* _Exercise_
Return every entry below exactly as written, minus the pictures.
────
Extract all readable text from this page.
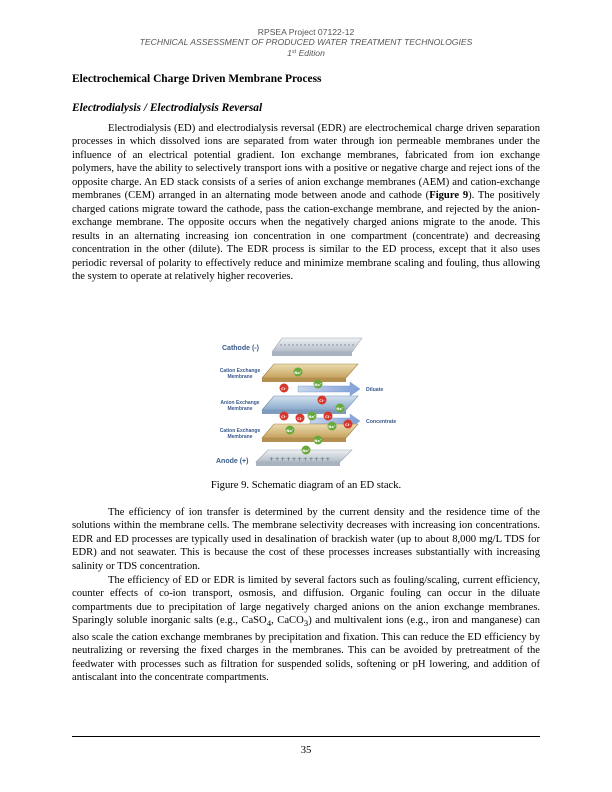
RPSEA Project 07122-12
TECHNICAL ASSESSMENT OF PRODUCED WATER TREATMENT TECHNOLOGIES
1st Edition
Electrochemical Charge Driven Membrane Process
Electrodialysis / Electrodialysis Reversal
Electrodialysis (ED) and electrodialysis reversal (EDR) are electrochemical charge driven separation processes in which dissolved ions are separated from water through ion permeable membranes under the influence of an electrical potential gradient. Ion exchange membranes, fabricated from ion exchange polymers, have the ability to selectively transport ions with a positive or negative charge and reject ions of the opposite charge. An ED stack consists of a series of anion exchange membranes (AEM) and cation-exchange membranes (CEM) arranged in an alternating mode between anode and cathode (Figure 9). The positively charged cations migrate toward the cathode, pass the cation-exchange membrane, and rejected by the anion-exchange membrane. The opposite occurs when the negatively charged anions migrate to the anode. This results in an alternating increasing ion concentration in one compartment (concentrate) and decreasing concentration in the other (dilute). The EDR process is similar to the ED process, except that it also uses periodic reversal of polarity to effectively reduce and minimize membrane scaling and fouling, thus allowing the system to operate at relatively higher recoveries.
Cathode (-)
Cation Exchange
Membrane
Diluate
Anion Exchange
Membrane
Concentrate
Cation Exchange
Membrane
+++++++++++
Anode (+)
Na⁺
Na⁺
Cl⁻
Cl⁻
Na⁺
Cl⁻	Cl⁻ Na⁺	Cl⁻
Na⁺	Cl⁻
Na⁺
Na⁺
Na⁺
Figure 9. Schematic diagram of an ED stack.
The efficiency of ion transfer is determined by the current density and the residence time of the solutions within the membrane cells. The membrane selectivity decreases with increasing ion concentrations. EDR and ED processes are typically used in desalination of brackish water (up to about 8,000 mg/L TDS for EDR) and not seawater. This is because the cost of these processes increases substantially with increasing salinity or TDS concentration.
The efficiency of ED or EDR is limited by several factors such as fouling/scaling, current efficiency, counter effects of co-ion transport, osmosis, and diffusion. Organic fouling can occur in the diluate compartments due to precipitation of large negatively charged anions on the anion exchange membranes. Sparingly soluble inorganic salts (e.g., CaSO$_4$, CaCO$_3$) and multivalent ions (e.g., iron and manganese) can also scale the cation exchange membranes by precipitation and fixation. This can reduce the ED efficiency by neutralizing or reversing the fixed charges in the membranes. This can be avoided by pretreatment of the feedwater with processes such as filtration for suspended solids, softening or pH lowering, and addition of antiscalant into the concentrate compartments.
35
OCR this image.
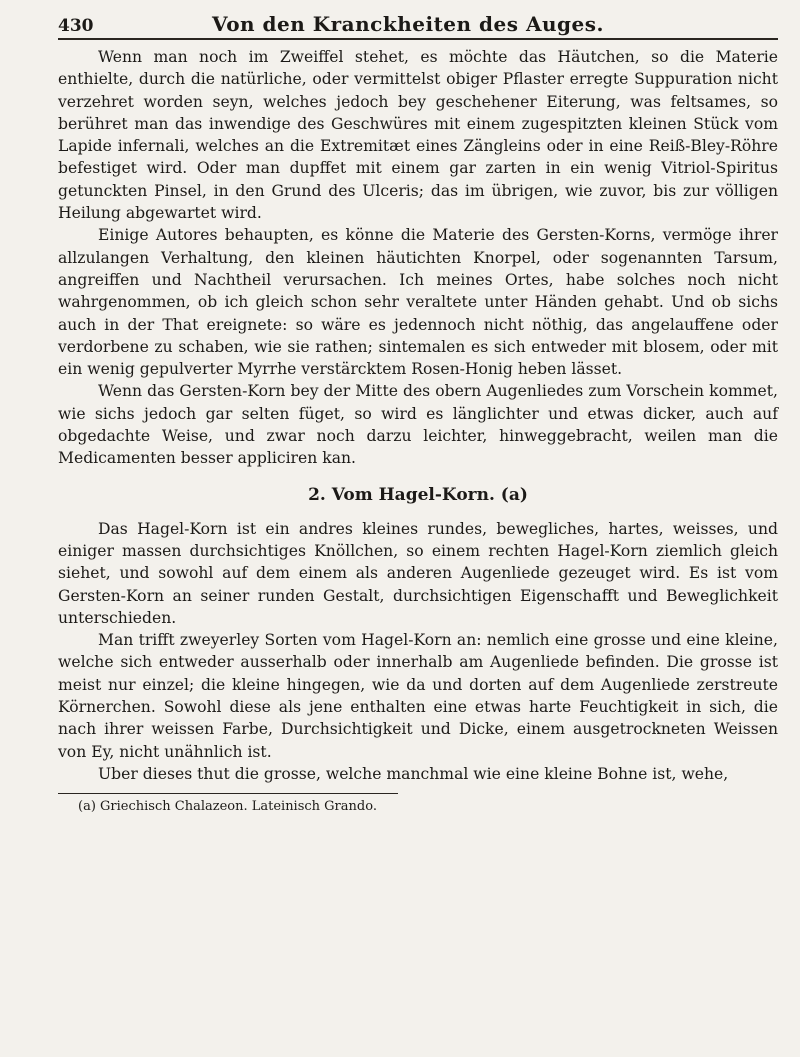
430	Von den Kranckheiten des Auges.

Wenn man noch im Zweiffel stehet, es möchte das Häutchen, so die Materie enthielte, durch die natürliche, oder vermittelst obiger Pflaster erregte Suppuration nicht verzehret worden seyn, welches jedoch bey geschehener Eiterung, was feltsames, so berühret man das inwendige des Geschwüres mit einem zugespitzten kleinen Stück vom Lapide infernali, welches an die Extremitæt eines Zängleins oder in eine Reiß-Bley-Röhre befestiget wird. Oder man dupffet mit einem gar zarten in ein wenig Vitriol-Spiritus getunckten Pinsel, in den Grund des Ulceris; das im übrigen, wie zuvor, bis zur völligen Heilung abgewartet wird.

Einige Autores behaupten, es könne die Materie des Gersten-Korns, vermöge ihrer allzulangen Verhaltung, den kleinen häutichten Knorpel, oder sogenannten Tarsum, angreiffen und Nachtheil verursachen. Ich meines Ortes, habe solches noch nicht wahrgenommen, ob ich gleich schon sehr veraltete unter Händen gehabt. Und ob sichs auch in der That ereignete: so wäre es jedennoch nicht nöthig, das angelauffene oder verdorbene zu schaben, wie sie rathen; sintemalen es sich entweder mit blosem, oder mit ein wenig gepulverter Myrrhe verstärcktem Rosen-Honig heben lässet.

Wenn das Gersten-Korn bey der Mitte des obern Augenliedes zum Vorschein kommet, wie sichs jedoch gar selten füget, so wird es länglichter und etwas dicker, auch auf obgedachte Weise, und zwar noch darzu leichter, hinweggebracht, weilen man die Medicamenten besser appliciren kan.

2. Vom Hagel-Korn. (a)

Das Hagel-Korn ist ein andres kleines rundes, bewegliches, hartes, weisses, und einiger massen durchsichtiges Knöllchen, so einem rechten Hagel-Korn ziemlich gleich siehet, und sowohl auf dem einem als anderen Augenliede gezeuget wird. Es ist vom Gersten-Korn an seiner runden Gestalt, durchsichtigen Eigenschafft und Beweglichkeit unterschieden.

Man trifft zweyerley Sorten vom Hagel-Korn an: nemlich eine grosse und eine kleine, welche sich entweder ausserhalb oder innerhalb am Augenliede befinden. Die grosse ist meist nur einzel; die kleine hingegen, wie da und dorten auf dem Augenliede zerstreute Körnerchen. Sowohl diese als jene enthalten eine etwas harte Feuchtigkeit in sich, die nach ihrer weissen Farbe, Durchsichtigkeit und Dicke, einem ausgetrockneten Weissen von Ey, nicht unähnlich ist.

Uber dieses thut die grosse, welche manchmal wie eine kleine Bohne ist, wehe,

(a) Griechisch Chalazeon. Lateinisch Grando.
────
* _Finished task_
Extract all readable text from this page.
RPSEA Project 07122-12
TECHNICAL ASSESSMENT OF PRODUCED WATER TREATMENT TECHNOLOGIES
1st Edition
Electrochemical Charge Driven Membrane Process
Electrodialysis / Electrodialysis Reversal
Electrodialysis (ED) and electrodialysis reversal (EDR) are electrochemical charge driven separation processes in which dissolved ions are separated from water through ion permeable membranes under the influence of an electrical potential gradient. Ion exchange membranes, fabricated from ion exchange polymers, have the ability to selectively transport ions with a positive or negative charge and reject ions of the opposite charge. An ED stack consists of a series of anion exchange membranes (AEM) and cation-exchange membranes (CEM) arranged in an alternating mode between anode and cathode (Figure 9). The positively charged cations migrate toward the cathode, pass the cation-exchange membrane, and rejected by the anion-exchange membrane. The opposite occurs when the negatively charged anions migrate to the anode. This results in an alternating increasing ion concentration in one compartment (concentrate) and decreasing concentration in the other (dilute). The EDR process is similar to the ED process, except that it also uses periodic reversal of polarity to effectively reduce and minimize membrane scaling and fouling, thus allowing the system to operate at relatively higher recoveries.
Cathode (-)
Cation Exchange
Membrane
Diluate
Anion Exchange
Membrane
Concentrate
Cation Exchange
Membrane
+++++++++++
Anode (+)
Na⁺
Na⁺
Cl⁻
Cl⁻
Na⁺
Cl⁻	Cl⁻ Na⁺	Cl⁻
Na⁺	Cl⁻
Na⁺
Na⁺
Na⁺
Figure 9. Schematic diagram of an ED stack.
The efficiency of ion transfer is determined by the current density and the residence time of the solutions within the membrane cells. The membrane selectivity decreases with increasing ion concentrations. EDR and ED processes are typically used in desalination of brackish water (up to about 8,000 mg/L TDS for EDR) and not seawater. This is because the cost of these processes increases substantially with increasing salinity or TDS concentration.
The efficiency of ED or EDR is limited by several factors such as fouling/scaling, current efficiency, counter effects of co-ion transport, osmosis, and diffusion. Organic fouling can occur in the diluate compartments due to precipitation of large negatively charged anions on the anion exchange membranes. Sparingly soluble inorganic salts (e.g., CaSO$_4$, CaCO$_3$) and multivalent ions (e.g., iron and manganese) can also scale the cation exchange membranes by precipitation and fixation. This can reduce the ED efficiency by neutralizing or reversing the fixed charges in the membranes. This can be avoided by pretreatment of the feedwater with processes such as filtration for suspended solids, softening or pH lowering, and addition of antiscalant into the concentrate compartments.
35
OCR this image.
430	Von den Kranckheiten des Auges.

Wenn man noch im Zweiffel stehet, es möchte das Häutchen, so die Materie enthielte, durch die natürliche, oder vermittelst obiger Pflaster erregte Suppuration nicht verzehret worden seyn, welches jedoch bey geschehener Eiterung, was feltsames, so berühret man das inwendige des Geschwüres mit einem zugespitzten kleinen Stück vom Lapide infernali, welches an die Extremitæt eines Zängleins oder in eine Reiß-Bley-Röhre befestiget wird. Oder man dupffet mit einem gar zarten in ein wenig Vitriol-Spiritus getunckten Pinsel, in den Grund des Ulceris; das im übrigen, wie zuvor, bis zur völligen Heilung abgewartet wird.

Einige Autores behaupten, es könne die Materie des Gersten-Korns, vermöge ihrer allzulangen Verhaltung, den kleinen häutichten Knorpel, oder sogenannten Tarsum, angreiffen und Nachtheil verursachen. Ich meines Ortes, habe solches noch nicht wahrgenommen, ob ich gleich schon sehr veraltete unter Händen gehabt. Und ob sichs auch in der That ereignete: so wäre es jedennoch nicht nöthig, das angelauffene oder verdorbene zu schaben, wie sie rathen; sintemalen es sich entweder mit blosem, oder mit ein wenig gepulverter Myrrhe verstärcktem Rosen-Honig heben lässet.

Wenn das Gersten-Korn bey der Mitte des obern Augenliedes zum Vorschein kommet, wie sichs jedoch gar selten füget, so wird es länglichter und etwas dicker, auch auf obgedachte Weise, und zwar noch darzu leichter, hinweggebracht, weilen man die Medicamenten besser appliciren kan.

2. Vom Hagel-Korn. (a)

Das Hagel-Korn ist ein andres kleines rundes, bewegliches, hartes, weisses, und einiger massen durchsichtiges Knöllchen, so einem rechten Hagel-Korn ziemlich gleich siehet, und sowohl auf dem einem als anderen Augenliede gezeuget wird. Es ist vom Gersten-Korn an seiner runden Gestalt, durchsichtigen Eigenschafft und Beweglichkeit unterschieden.

Man trifft zweyerley Sorten vom Hagel-Korn an: nemlich eine grosse und eine kleine, welche sich entweder ausserhalb oder innerhalb am Augenliede befinden. Die grosse ist meist nur einzel; die kleine hingegen, wie da und dorten auf dem Augenliede zerstreute Körnerchen. Sowohl diese als jene enthalten eine etwas harte Feuchtigkeit in sich, die nach ihrer weissen Farbe, Durchsichtigkeit und Dicke, einem ausgetrockneten Weissen von Ey, nicht unähnlich ist.

Uber dieses thut die grosse, welche manchmal wie eine kleine Bohne ist, wehe,

(a) Griechisch Chalazeon. Lateinisch Grando.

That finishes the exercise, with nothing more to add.